# [Given entries]
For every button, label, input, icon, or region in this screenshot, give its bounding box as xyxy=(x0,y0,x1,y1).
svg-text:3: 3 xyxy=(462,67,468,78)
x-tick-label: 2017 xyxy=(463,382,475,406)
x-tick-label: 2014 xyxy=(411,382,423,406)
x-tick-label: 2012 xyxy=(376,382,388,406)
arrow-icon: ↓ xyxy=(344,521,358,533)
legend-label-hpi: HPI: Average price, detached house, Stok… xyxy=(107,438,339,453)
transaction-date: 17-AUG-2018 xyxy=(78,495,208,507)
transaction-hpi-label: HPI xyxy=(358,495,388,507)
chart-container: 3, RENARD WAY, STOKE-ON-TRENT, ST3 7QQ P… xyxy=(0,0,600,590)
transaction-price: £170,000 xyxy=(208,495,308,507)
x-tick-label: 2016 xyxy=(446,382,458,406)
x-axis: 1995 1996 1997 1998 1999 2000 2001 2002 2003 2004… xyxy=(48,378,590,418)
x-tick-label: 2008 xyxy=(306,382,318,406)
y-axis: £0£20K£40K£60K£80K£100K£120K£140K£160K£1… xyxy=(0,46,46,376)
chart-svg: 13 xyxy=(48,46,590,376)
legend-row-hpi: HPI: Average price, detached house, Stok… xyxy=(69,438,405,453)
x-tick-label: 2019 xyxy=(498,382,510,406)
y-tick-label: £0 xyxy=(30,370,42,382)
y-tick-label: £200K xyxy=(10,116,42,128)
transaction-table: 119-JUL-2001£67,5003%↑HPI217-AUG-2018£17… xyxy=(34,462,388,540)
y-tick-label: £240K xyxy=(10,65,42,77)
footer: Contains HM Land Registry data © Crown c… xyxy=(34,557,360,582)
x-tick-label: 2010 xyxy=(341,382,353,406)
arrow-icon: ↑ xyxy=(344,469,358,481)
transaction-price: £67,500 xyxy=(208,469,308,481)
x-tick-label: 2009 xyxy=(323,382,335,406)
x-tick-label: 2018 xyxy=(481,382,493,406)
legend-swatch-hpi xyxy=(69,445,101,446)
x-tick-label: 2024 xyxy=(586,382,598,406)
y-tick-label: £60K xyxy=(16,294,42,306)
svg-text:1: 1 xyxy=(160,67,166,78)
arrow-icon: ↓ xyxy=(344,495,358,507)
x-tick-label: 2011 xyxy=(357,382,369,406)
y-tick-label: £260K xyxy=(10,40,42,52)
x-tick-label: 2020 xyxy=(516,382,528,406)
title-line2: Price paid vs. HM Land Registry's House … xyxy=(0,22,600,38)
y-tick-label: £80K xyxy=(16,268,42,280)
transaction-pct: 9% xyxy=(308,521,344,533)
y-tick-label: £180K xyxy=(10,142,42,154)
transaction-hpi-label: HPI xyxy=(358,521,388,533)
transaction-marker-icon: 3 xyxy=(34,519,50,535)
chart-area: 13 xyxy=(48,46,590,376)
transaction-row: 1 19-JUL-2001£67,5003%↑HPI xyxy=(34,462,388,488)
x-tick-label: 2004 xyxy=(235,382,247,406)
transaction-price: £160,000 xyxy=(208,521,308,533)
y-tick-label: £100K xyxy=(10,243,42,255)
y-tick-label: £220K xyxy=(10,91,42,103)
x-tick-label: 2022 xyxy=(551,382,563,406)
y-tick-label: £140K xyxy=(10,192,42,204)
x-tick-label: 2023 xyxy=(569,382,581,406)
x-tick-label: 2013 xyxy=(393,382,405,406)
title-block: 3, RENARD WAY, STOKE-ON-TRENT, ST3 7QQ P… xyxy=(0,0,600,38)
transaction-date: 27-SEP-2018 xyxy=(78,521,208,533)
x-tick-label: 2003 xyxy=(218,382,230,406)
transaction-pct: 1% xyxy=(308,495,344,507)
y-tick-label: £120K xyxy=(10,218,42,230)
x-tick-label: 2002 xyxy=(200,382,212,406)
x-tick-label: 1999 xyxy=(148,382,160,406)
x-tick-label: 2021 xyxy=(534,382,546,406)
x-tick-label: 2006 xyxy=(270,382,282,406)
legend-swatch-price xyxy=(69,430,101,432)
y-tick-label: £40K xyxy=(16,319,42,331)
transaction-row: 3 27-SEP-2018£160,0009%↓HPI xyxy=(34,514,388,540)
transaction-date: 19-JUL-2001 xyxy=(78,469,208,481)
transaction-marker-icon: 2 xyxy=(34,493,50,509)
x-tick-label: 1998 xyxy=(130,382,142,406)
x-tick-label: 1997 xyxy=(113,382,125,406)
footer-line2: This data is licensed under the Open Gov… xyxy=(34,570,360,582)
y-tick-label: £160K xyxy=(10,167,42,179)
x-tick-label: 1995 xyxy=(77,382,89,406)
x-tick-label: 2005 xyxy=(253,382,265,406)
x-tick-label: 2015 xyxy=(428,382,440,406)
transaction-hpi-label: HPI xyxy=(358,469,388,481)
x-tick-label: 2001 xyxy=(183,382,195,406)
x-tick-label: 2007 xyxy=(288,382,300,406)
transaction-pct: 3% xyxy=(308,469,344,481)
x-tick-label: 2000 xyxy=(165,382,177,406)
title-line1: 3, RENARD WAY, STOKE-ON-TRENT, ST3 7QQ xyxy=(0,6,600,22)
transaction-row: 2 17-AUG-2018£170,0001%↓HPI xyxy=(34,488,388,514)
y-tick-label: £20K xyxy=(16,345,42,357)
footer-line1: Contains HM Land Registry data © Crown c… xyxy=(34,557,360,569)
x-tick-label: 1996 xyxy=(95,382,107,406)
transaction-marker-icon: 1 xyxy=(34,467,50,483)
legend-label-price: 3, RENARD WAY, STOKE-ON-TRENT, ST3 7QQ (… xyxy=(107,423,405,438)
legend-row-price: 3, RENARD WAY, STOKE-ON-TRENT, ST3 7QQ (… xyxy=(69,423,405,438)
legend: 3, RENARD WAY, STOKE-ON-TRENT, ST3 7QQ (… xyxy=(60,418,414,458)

# [What you are asked to do]
Render the material above as a Markdown table with two columns, Row and Line. Number each non-blank line in the first column and put its text in the second.

# [Output of the exercise]
| Row | Line |
|---|---|
| 1 | For every button, label, input, icon, or region in this screenshot, give its bounding box as xyxy=(x0,y0,x1,y1). |
| 2 | svg-text:3: 3 xyxy=(462,67,468,78) |
| 3 | x-tick-label: 2017 xyxy=(463,382,475,406) |
| 4 | x-tick-label: 2014 xyxy=(411,382,423,406) |
| 5 | x-tick-label: 2012 xyxy=(376,382,388,406) |
| 6 | arrow-icon: ↓ xyxy=(344,521,358,533) |
| 7 | legend-label-hpi: HPI: Average price, detached house, Stok… xyxy=(107,438,339,453) |
| 8 | transaction-date: 17-AUG-2018 xyxy=(78,495,208,507) |
| 9 | transaction-hpi-label: HPI xyxy=(358,495,388,507) |
| 10 | chart-container: 3, RENARD WAY, STOKE-ON-TRENT, ST3 7QQ P… xyxy=(0,0,600,590) |
| 11 | transaction-price: £170,000 xyxy=(208,495,308,507) |
| 12 | x-tick-label: 2016 xyxy=(446,382,458,406) |
| 13 | x-axis: 1995 1996 1997 1998 1999 2000 2001 2002 2003 2004… xyxy=(48,378,590,418) |
| 14 | x-tick-label: 2008 xyxy=(306,382,318,406) |
| 15 | y-axis: £0£20K£40K£60K£80K£100K£120K£140K£160K£1… xyxy=(0,46,46,376) |
| 16 | chart-svg: 13 xyxy=(48,46,590,376) |
| 17 | legend-row-hpi: HPI: Average price, detached house, Stok… xyxy=(69,438,405,453) |
| 18 | x-tick-label: 2019 xyxy=(498,382,510,406) |
| 19 | y-tick-label: £0 xyxy=(30,370,42,382) |
| 20 | y-tick-label: £200K xyxy=(10,116,42,128) |
| 21 | transaction-table: 119-JUL-2001£67,5003%↑HPI217-AUG-2018£17… xyxy=(34,462,388,540) |
| 22 | y-tick-label: £240K xyxy=(10,65,42,77) |
| 23 | footer: Contains HM Land Registry data © Crown c… xyxy=(34,557,360,582) |
| 24 | x-tick-label: 2010 xyxy=(341,382,353,406) |
| 25 | arrow-icon: ↑ xyxy=(344,469,358,481) |
| 26 | transaction-price: £67,500 xyxy=(208,469,308,481) |
| 27 | x-tick-label: 2009 xyxy=(323,382,335,406) |
| 28 | x-tick-label: 2018 xyxy=(481,382,493,406) |
| 29 | legend-swatch-hpi xyxy=(69,445,101,446) |
| 30 | x-tick-label: 2024 xyxy=(586,382,598,406) |
| 31 | y-tick-label: £60K xyxy=(16,294,42,306) |
| 32 | svg-text:1: 1 xyxy=(160,67,166,78) |
| 33 | arrow-icon: ↓ xyxy=(344,495,358,507) |
| 34 | x-tick-label: 2011 xyxy=(357,382,369,406) |
| 35 | y-tick-label: £260K xyxy=(10,40,42,52) |
| 36 | x-tick-label: 2020 xyxy=(516,382,528,406) |
| 37 | title-line2: Price paid vs. HM Land Registry's House … xyxy=(0,22,600,38) |
| 38 | y-tick-label: £80K xyxy=(16,268,42,280) |
| 39 | transaction-pct: 9% xyxy=(308,521,344,533) |
| 40 | y-tick-label: £180K xyxy=(10,142,42,154) |
| 41 | transaction-hpi-label: HPI xyxy=(358,521,388,533) |
| 42 | transaction-marker-icon: 3 xyxy=(34,519,50,535) |
| 43 | chart-area: 13 xyxy=(48,46,590,376) |
| 44 | transaction-row: 1 19-JUL-2001£67,5003%↑HPI xyxy=(34,462,388,488) |
| 45 | x-tick-label: 2004 xyxy=(235,382,247,406) |
| 46 | transaction-price: £160,000 xyxy=(208,521,308,533) |
| 47 | y-tick-label: £100K xyxy=(10,243,42,255) |
| 48 | y-tick-label: £220K xyxy=(10,91,42,103) |
| 49 | x-tick-label: 2022 xyxy=(551,382,563,406) |
| 50 | y-tick-label: £140K xyxy=(10,192,42,204) |
| 51 | x-tick-label: 2023 xyxy=(569,382,581,406) |
| 52 | x-tick-label: 2013 xyxy=(393,382,405,406) |
| 53 | title-block: 3, RENARD WAY, STOKE-ON-TRENT, ST3 7QQ P… xyxy=(0,0,600,38) |
| 54 | transaction-date: 27-SEP-2018 xyxy=(78,521,208,533) |
| 55 | x-tick-label: 2003 xyxy=(218,382,230,406) |
| 56 | transaction-pct: 1% xyxy=(308,495,344,507) |
| 57 | y-tick-label: £120K xyxy=(10,218,42,230) |
| 58 | x-tick-label: 2002 xyxy=(200,382,212,406) |
| 59 | x-tick-label: 1999 xyxy=(148,382,160,406) |
| 60 | x-tick-label: 2021 xyxy=(534,382,546,406) |
| 61 | x-tick-label: 2006 xyxy=(270,382,282,406) |
| 62 | legend-swatch-price xyxy=(69,430,101,432) |
| 63 | y-tick-label: £40K xyxy=(16,319,42,331) |
| 64 | transaction-row: 3 27-SEP-2018£160,0009%↓HPI xyxy=(34,514,388,540) |
| 65 | transaction-date: 19-JUL-2001 xyxy=(78,469,208,481) |
| 66 | transaction-marker-icon: 2 xyxy=(34,493,50,509) |
| 67 | x-tick-label: 1998 xyxy=(130,382,142,406) |
| 68 | x-tick-label: 1997 xyxy=(113,382,125,406) |
| 69 | footer-line2: This data is licensed under the Open Gov… xyxy=(34,570,360,582) |
| 70 | y-tick-label: £160K xyxy=(10,167,42,179) |
| 71 | x-tick-label: 1995 xyxy=(77,382,89,406) |
| 72 | x-tick-label: 2005 xyxy=(253,382,265,406) |
| 73 | x-tick-label: 2015 xyxy=(428,382,440,406) |
| 74 | transaction-hpi-label: HPI xyxy=(358,469,388,481) |
| 75 | x-tick-label: 2001 xyxy=(183,382,195,406) |
| 76 | x-tick-label: 2007 xyxy=(288,382,300,406) |
| 77 | transaction-pct: 3% xyxy=(308,469,344,481) |
| 78 | x-tick-label: 2000 xyxy=(165,382,177,406) |
| 79 | title-line1: 3, RENARD WAY, STOKE-ON-TRENT, ST3 7QQ xyxy=(0,6,600,22) |
| 80 | transaction-row: 2 17-AUG-2018£170,0001%↓HPI xyxy=(34,488,388,514) |
| 81 | y-tick-label: £20K xyxy=(16,345,42,357) |
| 82 | footer-line1: Contains HM Land Registry data © Crown c… xyxy=(34,557,360,569) |
| 83 | x-tick-label: 1996 xyxy=(95,382,107,406) |
| 84 | transaction-marker-icon: 1 xyxy=(34,467,50,483) |
| 85 | legend-label-price: 3, RENARD WAY, STOKE-ON-TRENT, ST3 7QQ (… xyxy=(107,423,405,438) |
| 86 | legend-row-price: 3, RENARD WAY, STOKE-ON-TRENT, ST3 7QQ (… xyxy=(69,423,405,438) |
| 87 | legend: 3, RENARD WAY, STOKE-ON-TRENT, ST3 7QQ (… xyxy=(60,418,414,458) |